===== Stored data

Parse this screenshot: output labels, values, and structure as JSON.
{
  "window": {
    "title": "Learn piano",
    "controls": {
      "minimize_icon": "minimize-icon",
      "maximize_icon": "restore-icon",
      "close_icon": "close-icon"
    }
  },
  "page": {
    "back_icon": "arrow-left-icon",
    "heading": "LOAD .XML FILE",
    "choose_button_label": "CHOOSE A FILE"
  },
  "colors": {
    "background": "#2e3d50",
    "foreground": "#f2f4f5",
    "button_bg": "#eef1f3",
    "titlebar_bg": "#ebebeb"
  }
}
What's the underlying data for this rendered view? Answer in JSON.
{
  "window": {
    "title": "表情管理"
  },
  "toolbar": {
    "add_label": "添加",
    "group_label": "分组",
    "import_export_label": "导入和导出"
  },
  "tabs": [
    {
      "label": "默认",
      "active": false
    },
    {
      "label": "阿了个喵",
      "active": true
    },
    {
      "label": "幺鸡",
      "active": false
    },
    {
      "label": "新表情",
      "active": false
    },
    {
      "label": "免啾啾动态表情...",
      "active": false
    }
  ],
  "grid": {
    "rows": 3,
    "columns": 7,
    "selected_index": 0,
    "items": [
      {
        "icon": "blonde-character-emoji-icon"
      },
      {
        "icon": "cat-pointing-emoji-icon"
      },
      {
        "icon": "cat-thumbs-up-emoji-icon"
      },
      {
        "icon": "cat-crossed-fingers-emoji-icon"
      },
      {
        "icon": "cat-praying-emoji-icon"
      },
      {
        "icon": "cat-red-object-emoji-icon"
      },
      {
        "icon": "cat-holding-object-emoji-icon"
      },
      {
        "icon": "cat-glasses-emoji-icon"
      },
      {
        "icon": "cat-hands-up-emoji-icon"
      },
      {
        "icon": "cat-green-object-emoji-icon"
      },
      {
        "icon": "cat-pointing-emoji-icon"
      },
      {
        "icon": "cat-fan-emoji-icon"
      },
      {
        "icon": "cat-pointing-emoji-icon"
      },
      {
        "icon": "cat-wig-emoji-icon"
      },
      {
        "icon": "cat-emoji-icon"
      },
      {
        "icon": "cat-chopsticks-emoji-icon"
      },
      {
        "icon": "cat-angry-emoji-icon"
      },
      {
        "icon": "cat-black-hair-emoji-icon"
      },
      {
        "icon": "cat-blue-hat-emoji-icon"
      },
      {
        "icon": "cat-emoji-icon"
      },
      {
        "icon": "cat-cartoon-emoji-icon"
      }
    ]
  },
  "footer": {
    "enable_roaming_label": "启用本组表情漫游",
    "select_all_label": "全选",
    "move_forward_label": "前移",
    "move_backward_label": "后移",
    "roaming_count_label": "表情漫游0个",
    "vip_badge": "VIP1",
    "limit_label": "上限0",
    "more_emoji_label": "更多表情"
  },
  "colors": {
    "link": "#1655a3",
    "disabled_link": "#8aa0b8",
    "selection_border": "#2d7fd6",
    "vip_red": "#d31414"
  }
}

==========

**What to produce:**
Copy all the lines above that hold the string "JSON".

**Written reply:**
Parse this screenshot: output labels, values, and structure as JSON.
What's the underlying data for this rendered view? Answer in JSON.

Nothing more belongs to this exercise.